TASK GOAL
Lift out each line of the data that holds "trillion".

SUPPLIED RECORDS
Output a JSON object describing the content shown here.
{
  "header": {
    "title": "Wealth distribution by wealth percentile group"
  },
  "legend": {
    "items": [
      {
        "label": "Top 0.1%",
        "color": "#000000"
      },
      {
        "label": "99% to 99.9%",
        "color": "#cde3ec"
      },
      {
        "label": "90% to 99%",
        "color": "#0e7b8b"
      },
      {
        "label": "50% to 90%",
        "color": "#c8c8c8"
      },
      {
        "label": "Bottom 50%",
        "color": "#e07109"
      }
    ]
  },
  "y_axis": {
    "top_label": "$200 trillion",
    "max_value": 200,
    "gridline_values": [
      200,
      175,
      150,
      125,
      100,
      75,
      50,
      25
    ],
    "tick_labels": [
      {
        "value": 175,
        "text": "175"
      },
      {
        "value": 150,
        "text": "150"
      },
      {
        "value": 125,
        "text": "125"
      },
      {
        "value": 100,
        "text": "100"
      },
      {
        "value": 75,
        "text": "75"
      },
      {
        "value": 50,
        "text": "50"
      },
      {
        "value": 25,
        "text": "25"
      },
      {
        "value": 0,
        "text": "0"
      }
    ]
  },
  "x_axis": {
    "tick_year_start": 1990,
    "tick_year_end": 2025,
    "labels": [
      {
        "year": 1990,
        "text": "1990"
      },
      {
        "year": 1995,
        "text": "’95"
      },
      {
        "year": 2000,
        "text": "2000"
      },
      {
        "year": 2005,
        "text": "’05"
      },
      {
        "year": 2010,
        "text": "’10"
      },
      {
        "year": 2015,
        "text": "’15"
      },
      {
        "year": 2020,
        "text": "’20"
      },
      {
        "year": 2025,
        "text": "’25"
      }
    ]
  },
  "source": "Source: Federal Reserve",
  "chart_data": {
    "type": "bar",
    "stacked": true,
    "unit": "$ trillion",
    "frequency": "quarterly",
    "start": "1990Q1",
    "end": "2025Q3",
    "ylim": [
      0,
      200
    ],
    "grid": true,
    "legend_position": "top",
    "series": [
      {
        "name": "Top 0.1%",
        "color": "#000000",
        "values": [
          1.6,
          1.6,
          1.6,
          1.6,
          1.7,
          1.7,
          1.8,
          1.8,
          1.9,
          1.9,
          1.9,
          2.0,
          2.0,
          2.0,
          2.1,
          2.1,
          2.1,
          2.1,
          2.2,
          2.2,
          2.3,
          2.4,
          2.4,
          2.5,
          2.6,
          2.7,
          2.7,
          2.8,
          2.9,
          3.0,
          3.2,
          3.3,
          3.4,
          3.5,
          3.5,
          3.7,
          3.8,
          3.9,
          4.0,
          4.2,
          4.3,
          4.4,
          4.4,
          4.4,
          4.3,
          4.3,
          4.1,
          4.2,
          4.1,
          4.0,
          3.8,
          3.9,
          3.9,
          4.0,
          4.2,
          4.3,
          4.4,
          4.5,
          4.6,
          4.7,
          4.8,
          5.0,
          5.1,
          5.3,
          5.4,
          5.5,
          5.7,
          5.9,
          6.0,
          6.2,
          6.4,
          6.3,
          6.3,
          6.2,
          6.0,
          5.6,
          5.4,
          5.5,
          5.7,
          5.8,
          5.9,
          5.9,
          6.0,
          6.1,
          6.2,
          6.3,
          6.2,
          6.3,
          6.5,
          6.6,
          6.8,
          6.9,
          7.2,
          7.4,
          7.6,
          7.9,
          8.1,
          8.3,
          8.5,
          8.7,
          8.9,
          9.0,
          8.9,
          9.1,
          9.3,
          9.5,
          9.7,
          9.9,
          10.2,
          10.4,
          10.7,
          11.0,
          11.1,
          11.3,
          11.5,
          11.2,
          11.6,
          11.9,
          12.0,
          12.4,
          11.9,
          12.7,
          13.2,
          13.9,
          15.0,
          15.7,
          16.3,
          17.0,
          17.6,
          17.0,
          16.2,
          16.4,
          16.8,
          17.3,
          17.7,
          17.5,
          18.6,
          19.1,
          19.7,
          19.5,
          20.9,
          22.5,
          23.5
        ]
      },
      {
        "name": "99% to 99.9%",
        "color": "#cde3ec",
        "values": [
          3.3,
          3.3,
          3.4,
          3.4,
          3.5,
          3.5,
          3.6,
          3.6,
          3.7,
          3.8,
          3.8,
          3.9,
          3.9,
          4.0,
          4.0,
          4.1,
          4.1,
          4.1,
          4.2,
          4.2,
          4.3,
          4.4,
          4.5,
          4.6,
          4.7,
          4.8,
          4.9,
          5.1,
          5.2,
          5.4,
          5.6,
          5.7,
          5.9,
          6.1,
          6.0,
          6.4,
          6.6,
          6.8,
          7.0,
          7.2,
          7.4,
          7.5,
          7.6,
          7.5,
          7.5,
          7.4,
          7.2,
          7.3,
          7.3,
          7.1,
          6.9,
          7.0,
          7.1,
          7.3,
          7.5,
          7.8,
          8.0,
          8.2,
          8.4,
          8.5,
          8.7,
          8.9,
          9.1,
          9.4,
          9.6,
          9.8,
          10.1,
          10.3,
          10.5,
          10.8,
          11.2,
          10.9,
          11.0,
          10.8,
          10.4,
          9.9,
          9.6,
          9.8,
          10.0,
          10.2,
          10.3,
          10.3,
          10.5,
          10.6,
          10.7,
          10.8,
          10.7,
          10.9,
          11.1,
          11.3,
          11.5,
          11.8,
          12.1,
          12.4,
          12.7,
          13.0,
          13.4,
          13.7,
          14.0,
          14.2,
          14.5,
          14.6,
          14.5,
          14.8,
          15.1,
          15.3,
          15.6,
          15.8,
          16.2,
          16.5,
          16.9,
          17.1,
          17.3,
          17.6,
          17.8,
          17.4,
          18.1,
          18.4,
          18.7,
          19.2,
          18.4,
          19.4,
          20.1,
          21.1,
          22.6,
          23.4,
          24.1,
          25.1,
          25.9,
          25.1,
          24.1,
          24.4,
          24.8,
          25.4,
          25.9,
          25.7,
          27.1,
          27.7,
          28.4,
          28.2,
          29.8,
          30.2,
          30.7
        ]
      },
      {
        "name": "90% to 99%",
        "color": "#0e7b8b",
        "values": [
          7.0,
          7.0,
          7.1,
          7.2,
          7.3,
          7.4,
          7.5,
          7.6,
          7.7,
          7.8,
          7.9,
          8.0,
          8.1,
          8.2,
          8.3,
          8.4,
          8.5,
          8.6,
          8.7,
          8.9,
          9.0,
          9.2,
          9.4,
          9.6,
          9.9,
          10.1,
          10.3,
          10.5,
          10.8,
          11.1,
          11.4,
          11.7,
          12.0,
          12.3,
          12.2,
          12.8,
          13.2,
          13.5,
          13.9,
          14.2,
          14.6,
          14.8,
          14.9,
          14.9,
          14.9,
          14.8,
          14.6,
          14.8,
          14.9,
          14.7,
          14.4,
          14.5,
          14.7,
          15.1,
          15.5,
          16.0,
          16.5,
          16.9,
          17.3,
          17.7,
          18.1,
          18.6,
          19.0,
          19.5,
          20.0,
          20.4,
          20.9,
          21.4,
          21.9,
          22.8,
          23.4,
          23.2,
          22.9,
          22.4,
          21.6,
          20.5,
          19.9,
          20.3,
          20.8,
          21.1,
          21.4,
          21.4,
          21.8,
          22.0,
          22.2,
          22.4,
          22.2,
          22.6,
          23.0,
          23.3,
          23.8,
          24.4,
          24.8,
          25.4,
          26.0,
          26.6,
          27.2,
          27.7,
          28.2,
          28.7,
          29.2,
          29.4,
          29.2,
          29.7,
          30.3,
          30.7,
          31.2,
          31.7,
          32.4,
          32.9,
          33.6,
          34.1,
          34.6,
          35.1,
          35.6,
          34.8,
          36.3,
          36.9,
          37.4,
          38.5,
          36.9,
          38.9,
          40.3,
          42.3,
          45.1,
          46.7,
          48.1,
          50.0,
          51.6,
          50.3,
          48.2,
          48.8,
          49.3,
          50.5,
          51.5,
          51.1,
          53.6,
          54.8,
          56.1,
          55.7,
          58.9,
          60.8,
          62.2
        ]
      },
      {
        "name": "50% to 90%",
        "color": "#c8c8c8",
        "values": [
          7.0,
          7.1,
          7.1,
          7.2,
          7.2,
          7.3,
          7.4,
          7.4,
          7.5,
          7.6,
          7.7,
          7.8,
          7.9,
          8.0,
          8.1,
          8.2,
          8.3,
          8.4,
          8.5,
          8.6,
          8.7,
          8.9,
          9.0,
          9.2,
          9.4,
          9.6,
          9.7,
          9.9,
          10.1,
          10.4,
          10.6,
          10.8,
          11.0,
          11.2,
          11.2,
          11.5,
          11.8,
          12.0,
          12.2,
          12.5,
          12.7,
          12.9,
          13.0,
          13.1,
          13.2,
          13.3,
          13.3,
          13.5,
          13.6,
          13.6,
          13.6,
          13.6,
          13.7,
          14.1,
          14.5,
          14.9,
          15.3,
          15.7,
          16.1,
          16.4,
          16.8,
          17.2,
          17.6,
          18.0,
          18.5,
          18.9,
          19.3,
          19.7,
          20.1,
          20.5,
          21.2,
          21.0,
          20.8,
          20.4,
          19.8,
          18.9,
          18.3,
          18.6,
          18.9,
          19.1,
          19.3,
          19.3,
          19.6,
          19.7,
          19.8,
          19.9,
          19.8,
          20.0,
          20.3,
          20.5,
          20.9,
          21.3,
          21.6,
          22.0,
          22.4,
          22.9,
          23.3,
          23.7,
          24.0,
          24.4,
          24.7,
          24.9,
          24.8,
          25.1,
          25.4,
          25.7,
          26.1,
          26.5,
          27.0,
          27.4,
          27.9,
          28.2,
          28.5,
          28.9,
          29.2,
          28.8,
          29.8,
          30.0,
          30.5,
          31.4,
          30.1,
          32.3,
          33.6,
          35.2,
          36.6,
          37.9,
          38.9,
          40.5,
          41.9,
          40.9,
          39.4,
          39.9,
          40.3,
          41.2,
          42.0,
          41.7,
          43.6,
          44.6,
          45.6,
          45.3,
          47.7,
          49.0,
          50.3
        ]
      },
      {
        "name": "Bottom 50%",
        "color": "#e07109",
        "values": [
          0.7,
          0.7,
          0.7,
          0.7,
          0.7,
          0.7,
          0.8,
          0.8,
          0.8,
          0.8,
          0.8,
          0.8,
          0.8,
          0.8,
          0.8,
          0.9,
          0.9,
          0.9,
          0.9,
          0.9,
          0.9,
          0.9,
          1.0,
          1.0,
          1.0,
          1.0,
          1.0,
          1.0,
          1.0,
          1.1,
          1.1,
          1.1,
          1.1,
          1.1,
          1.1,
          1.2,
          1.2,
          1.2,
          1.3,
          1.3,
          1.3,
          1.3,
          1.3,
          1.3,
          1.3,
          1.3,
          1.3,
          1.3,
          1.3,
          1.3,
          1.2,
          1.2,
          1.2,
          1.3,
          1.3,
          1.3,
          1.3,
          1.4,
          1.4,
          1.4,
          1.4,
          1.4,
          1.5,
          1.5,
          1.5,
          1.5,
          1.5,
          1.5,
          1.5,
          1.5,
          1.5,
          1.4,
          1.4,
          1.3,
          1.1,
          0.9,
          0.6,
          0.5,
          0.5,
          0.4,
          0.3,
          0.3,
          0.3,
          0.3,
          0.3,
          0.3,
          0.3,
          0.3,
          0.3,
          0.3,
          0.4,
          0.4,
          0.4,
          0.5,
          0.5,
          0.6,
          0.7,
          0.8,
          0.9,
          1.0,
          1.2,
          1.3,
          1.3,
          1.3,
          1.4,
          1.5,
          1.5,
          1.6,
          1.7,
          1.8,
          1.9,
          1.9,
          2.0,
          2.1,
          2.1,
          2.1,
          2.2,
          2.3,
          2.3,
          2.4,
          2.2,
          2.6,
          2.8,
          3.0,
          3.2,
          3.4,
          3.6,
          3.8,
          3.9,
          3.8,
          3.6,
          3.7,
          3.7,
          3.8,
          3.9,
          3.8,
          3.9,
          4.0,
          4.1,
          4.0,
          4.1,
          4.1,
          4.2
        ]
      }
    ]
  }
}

EXERCISE RESULT
    "top_label": "$200 trillion",
    "unit": "$ trillion",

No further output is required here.